:: Request ::
Give, as a bare number, the count of lines that contain the word "from".

:: Material ::
# # # # #
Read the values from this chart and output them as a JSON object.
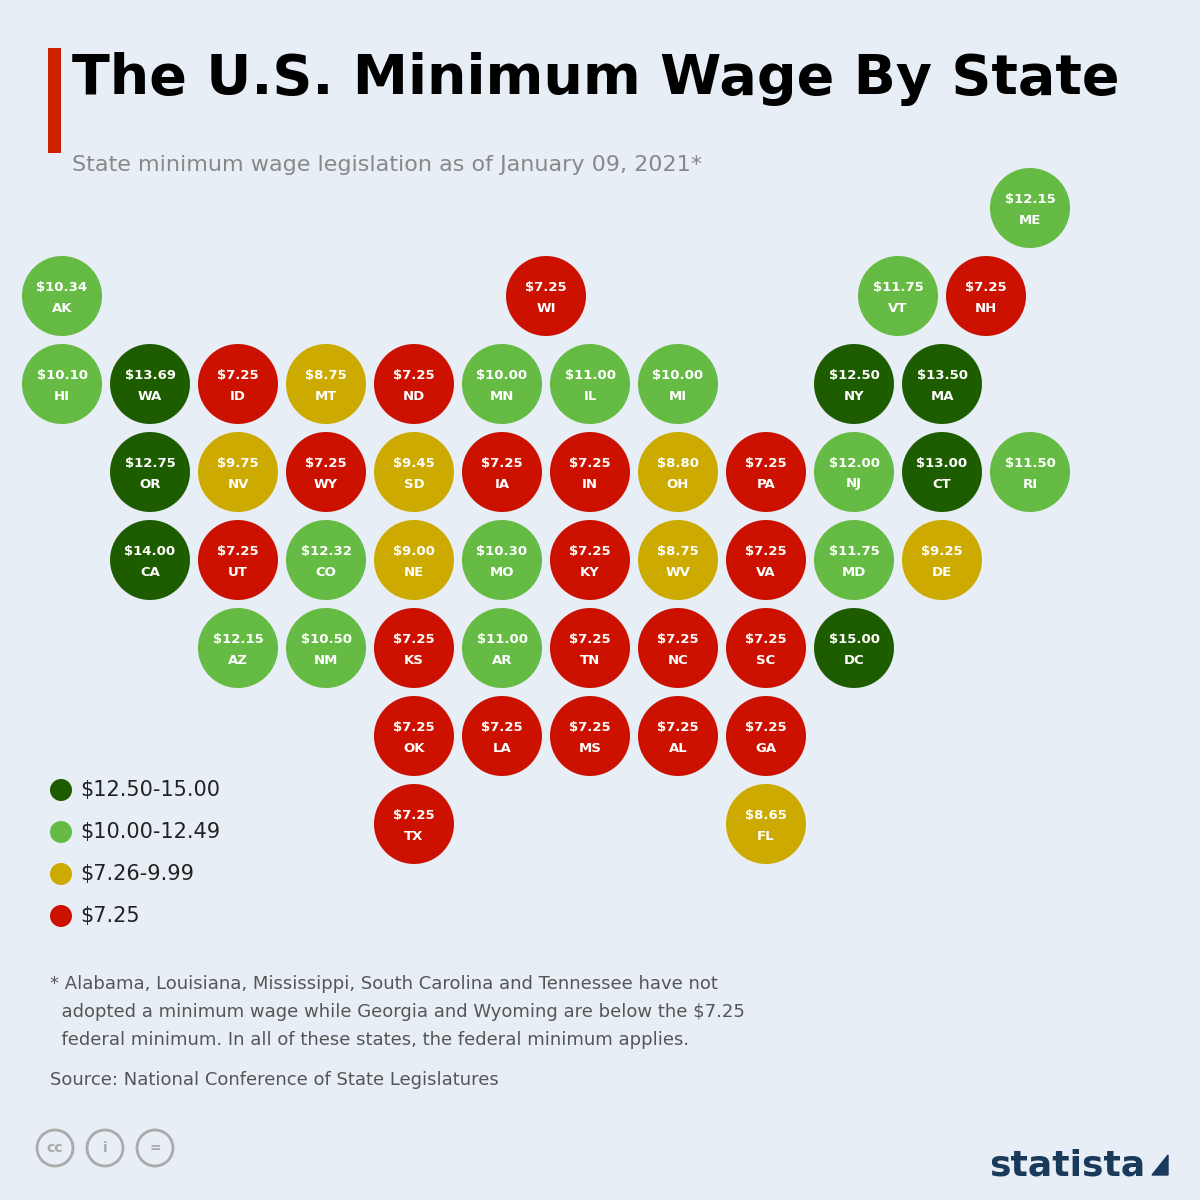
{
  "title": "The U.S. Minimum Wage By State",
  "subtitle": "State minimum wage legislation as of January 09, 2021*",
  "bg_color": "#e8eef5",
  "title_color": "#000000",
  "subtitle_color": "#888888",
  "red_bar_color": "#cc2200",
  "legend": [
    {
      "label": "$12.50-15.00",
      "color": "#1e5c00"
    },
    {
      "label": "$10.00-12.49",
      "color": "#66bb44"
    },
    {
      "label": "$7.26-9.99",
      "color": "#ccaa00"
    },
    {
      "label": "$7.25",
      "color": "#cc1100"
    }
  ],
  "footnote_line1": "* Alabama, Louisiana, Mississippi, South Carolina and Tennessee have not",
  "footnote_line2": "  adopted a minimum wage while Georgia and Wyoming are below the $7.25",
  "footnote_line3": "  federal minimum. In all of these states, the federal minimum applies.",
  "source": "Source: National Conference of State Legislatures",
  "states": [
    {
      "abbr": "AK",
      "wage": "$10.34",
      "col": 0,
      "row": 1,
      "color": "#66bb44"
    },
    {
      "abbr": "HI",
      "wage": "$10.10",
      "col": 0,
      "row": 2,
      "color": "#66bb44"
    },
    {
      "abbr": "ME",
      "wage": "$12.15",
      "col": 11,
      "row": 0,
      "color": "#66bb44"
    },
    {
      "abbr": "WI",
      "wage": "$7.25",
      "col": 5.5,
      "row": 1,
      "color": "#cc1100"
    },
    {
      "abbr": "VT",
      "wage": "$11.75",
      "col": 9.5,
      "row": 1,
      "color": "#66bb44"
    },
    {
      "abbr": "NH",
      "wage": "$7.25",
      "col": 10.5,
      "row": 1,
      "color": "#cc1100"
    },
    {
      "abbr": "WA",
      "wage": "$13.69",
      "col": 1,
      "row": 2,
      "color": "#1e5c00"
    },
    {
      "abbr": "ID",
      "wage": "$7.25",
      "col": 2,
      "row": 2,
      "color": "#cc1100"
    },
    {
      "abbr": "MT",
      "wage": "$8.75",
      "col": 3,
      "row": 2,
      "color": "#ccaa00"
    },
    {
      "abbr": "ND",
      "wage": "$7.25",
      "col": 4,
      "row": 2,
      "color": "#cc1100"
    },
    {
      "abbr": "MN",
      "wage": "$10.00",
      "col": 5,
      "row": 2,
      "color": "#66bb44"
    },
    {
      "abbr": "IL",
      "wage": "$11.00",
      "col": 6,
      "row": 2,
      "color": "#66bb44"
    },
    {
      "abbr": "MI",
      "wage": "$10.00",
      "col": 7,
      "row": 2,
      "color": "#66bb44"
    },
    {
      "abbr": "NY",
      "wage": "$12.50",
      "col": 9,
      "row": 2,
      "color": "#1e5c00"
    },
    {
      "abbr": "MA",
      "wage": "$13.50",
      "col": 10,
      "row": 2,
      "color": "#1e5c00"
    },
    {
      "abbr": "OR",
      "wage": "$12.75",
      "col": 1,
      "row": 3,
      "color": "#1e5c00"
    },
    {
      "abbr": "NV",
      "wage": "$9.75",
      "col": 2,
      "row": 3,
      "color": "#ccaa00"
    },
    {
      "abbr": "WY",
      "wage": "$7.25",
      "col": 3,
      "row": 3,
      "color": "#cc1100"
    },
    {
      "abbr": "SD",
      "wage": "$9.45",
      "col": 4,
      "row": 3,
      "color": "#ccaa00"
    },
    {
      "abbr": "IA",
      "wage": "$7.25",
      "col": 5,
      "row": 3,
      "color": "#cc1100"
    },
    {
      "abbr": "IN",
      "wage": "$7.25",
      "col": 6,
      "row": 3,
      "color": "#cc1100"
    },
    {
      "abbr": "OH",
      "wage": "$8.80",
      "col": 7,
      "row": 3,
      "color": "#ccaa00"
    },
    {
      "abbr": "PA",
      "wage": "$7.25",
      "col": 8,
      "row": 3,
      "color": "#cc1100"
    },
    {
      "abbr": "NJ",
      "wage": "$12.00",
      "col": 9,
      "row": 3,
      "color": "#66bb44"
    },
    {
      "abbr": "CT",
      "wage": "$13.00",
      "col": 10,
      "row": 3,
      "color": "#1e5c00"
    },
    {
      "abbr": "RI",
      "wage": "$11.50",
      "col": 11,
      "row": 3,
      "color": "#66bb44"
    },
    {
      "abbr": "CA",
      "wage": "$14.00",
      "col": 1,
      "row": 4,
      "color": "#1e5c00"
    },
    {
      "abbr": "UT",
      "wage": "$7.25",
      "col": 2,
      "row": 4,
      "color": "#cc1100"
    },
    {
      "abbr": "CO",
      "wage": "$12.32",
      "col": 3,
      "row": 4,
      "color": "#66bb44"
    },
    {
      "abbr": "NE",
      "wage": "$9.00",
      "col": 4,
      "row": 4,
      "color": "#ccaa00"
    },
    {
      "abbr": "MO",
      "wage": "$10.30",
      "col": 5,
      "row": 4,
      "color": "#66bb44"
    },
    {
      "abbr": "KY",
      "wage": "$7.25",
      "col": 6,
      "row": 4,
      "color": "#cc1100"
    },
    {
      "abbr": "WV",
      "wage": "$8.75",
      "col": 7,
      "row": 4,
      "color": "#ccaa00"
    },
    {
      "abbr": "VA",
      "wage": "$7.25",
      "col": 8,
      "row": 4,
      "color": "#cc1100"
    },
    {
      "abbr": "MD",
      "wage": "$11.75",
      "col": 9,
      "row": 4,
      "color": "#66bb44"
    },
    {
      "abbr": "DE",
      "wage": "$9.25",
      "col": 10,
      "row": 4,
      "color": "#ccaa00"
    },
    {
      "abbr": "AZ",
      "wage": "$12.15",
      "col": 2,
      "row": 5,
      "color": "#66bb44"
    },
    {
      "abbr": "NM",
      "wage": "$10.50",
      "col": 3,
      "row": 5,
      "color": "#66bb44"
    },
    {
      "abbr": "KS",
      "wage": "$7.25",
      "col": 4,
      "row": 5,
      "color": "#cc1100"
    },
    {
      "abbr": "AR",
      "wage": "$11.00",
      "col": 5,
      "row": 5,
      "color": "#66bb44"
    },
    {
      "abbr": "TN",
      "wage": "$7.25",
      "col": 6,
      "row": 5,
      "color": "#cc1100"
    },
    {
      "abbr": "NC",
      "wage": "$7.25",
      "col": 7,
      "row": 5,
      "color": "#cc1100"
    },
    {
      "abbr": "SC",
      "wage": "$7.25",
      "col": 8,
      "row": 5,
      "color": "#cc1100"
    },
    {
      "abbr": "DC",
      "wage": "$15.00",
      "col": 9,
      "row": 5,
      "color": "#1e5c00"
    },
    {
      "abbr": "OK",
      "wage": "$7.25",
      "col": 4,
      "row": 6,
      "color": "#cc1100"
    },
    {
      "abbr": "LA",
      "wage": "$7.25",
      "col": 5,
      "row": 6,
      "color": "#cc1100"
    },
    {
      "abbr": "MS",
      "wage": "$7.25",
      "col": 6,
      "row": 6,
      "color": "#cc1100"
    },
    {
      "abbr": "AL",
      "wage": "$7.25",
      "col": 7,
      "row": 6,
      "color": "#cc1100"
    },
    {
      "abbr": "GA",
      "wage": "$7.25",
      "col": 8,
      "row": 6,
      "color": "#cc1100"
    },
    {
      "abbr": "TX",
      "wage": "$7.25",
      "col": 4,
      "row": 7,
      "color": "#cc1100"
    },
    {
      "abbr": "FL",
      "wage": "$8.65",
      "col": 8,
      "row": 7,
      "color": "#ccaa00"
    }
  ]
}
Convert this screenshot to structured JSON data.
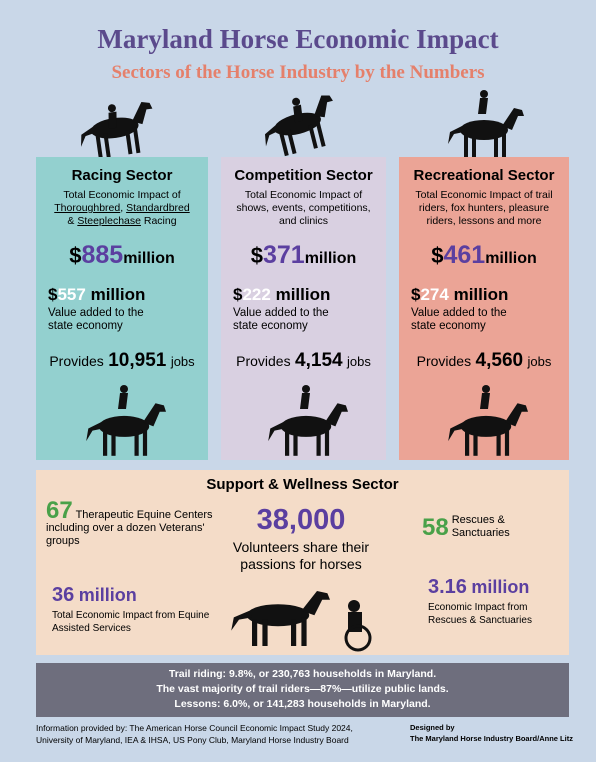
{
  "header": {
    "title": "Maryland Horse Economic Impact",
    "subtitle": "Sectors of the Horse Industry by the Numbers"
  },
  "sectors": [
    {
      "name": "Racing Sector",
      "description": [
        {
          "text": "Total Economic Impact of "
        },
        {
          "text": "Thoroughbred",
          "underline": true
        },
        {
          "text": ", "
        },
        {
          "text": "Standardbred",
          "underline": true
        },
        {
          "text": " & "
        },
        {
          "text": "Steeplechase",
          "underline": true
        },
        {
          "text": " Racing"
        }
      ],
      "impact": {
        "currency": "$",
        "amount": "885",
        "unit": "million"
      },
      "value_added": {
        "currency": "$",
        "amount": "557",
        "unit": "million",
        "caption": "Value added to the state economy"
      },
      "jobs": {
        "before": "Provides",
        "amount": "10,951",
        "after": "jobs"
      }
    },
    {
      "name": "Competition Sector",
      "description": [
        {
          "text": "Total Economic Impact of shows, events, competitions, and clinics"
        }
      ],
      "impact": {
        "currency": "$",
        "amount": "371",
        "unit": "million"
      },
      "value_added": {
        "currency": "$",
        "amount": "222",
        "unit": "million",
        "caption": "Value added to the state economy"
      },
      "jobs": {
        "before": "Provides",
        "amount": "4,154",
        "after": "jobs"
      }
    },
    {
      "name": "Recreational Sector",
      "description": [
        {
          "text": "Total Economic Impact of trail riders, fox hunters, pleasure riders, lessons and more"
        }
      ],
      "impact": {
        "currency": "$",
        "amount": "461",
        "unit": "million"
      },
      "value_added": {
        "currency": "$",
        "amount": "274",
        "unit": "million",
        "caption": "Value added to the state economy"
      },
      "jobs": {
        "before": "Provides",
        "amount": "4,560",
        "after": "jobs"
      }
    }
  ],
  "support": {
    "title": "Support & Wellness Sector",
    "therapeutic": {
      "amount": "67",
      "text": "Therapeutic Equine Centers including over a dozen Veterans' groups"
    },
    "volunteers": {
      "amount": "38,000",
      "text": "Volunteers share their passions for horses"
    },
    "rescues": {
      "amount": "58",
      "text": "Rescues & Sanctuaries"
    },
    "assisted": {
      "amount": "36",
      "unit": "million",
      "text": "Total Economic Impact from Equine Assisted Services"
    },
    "rescue_impact": {
      "amount": "3.16",
      "unit": "million",
      "text": "Economic Impact from Rescues & Sanctuaries"
    }
  },
  "facts": [
    "Trail riding: 9.8%, or 230,763 households in Maryland.",
    "The vast majority of trail riders—87%—utilize public lands.",
    "Lessons: 6.0%, or 141,283 households in Maryland."
  ],
  "footer": {
    "sources": "Information provided by: The American Horse Council Economic Impact Study 2024, University of Maryland, IEA & IHSA, US Pony Club, Maryland Horse Industry Board",
    "designed_label": "Designed by",
    "designer": "The Maryland Horse Industry Board/Anne Litz"
  }
}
# # # # #
:: Task solution ::
3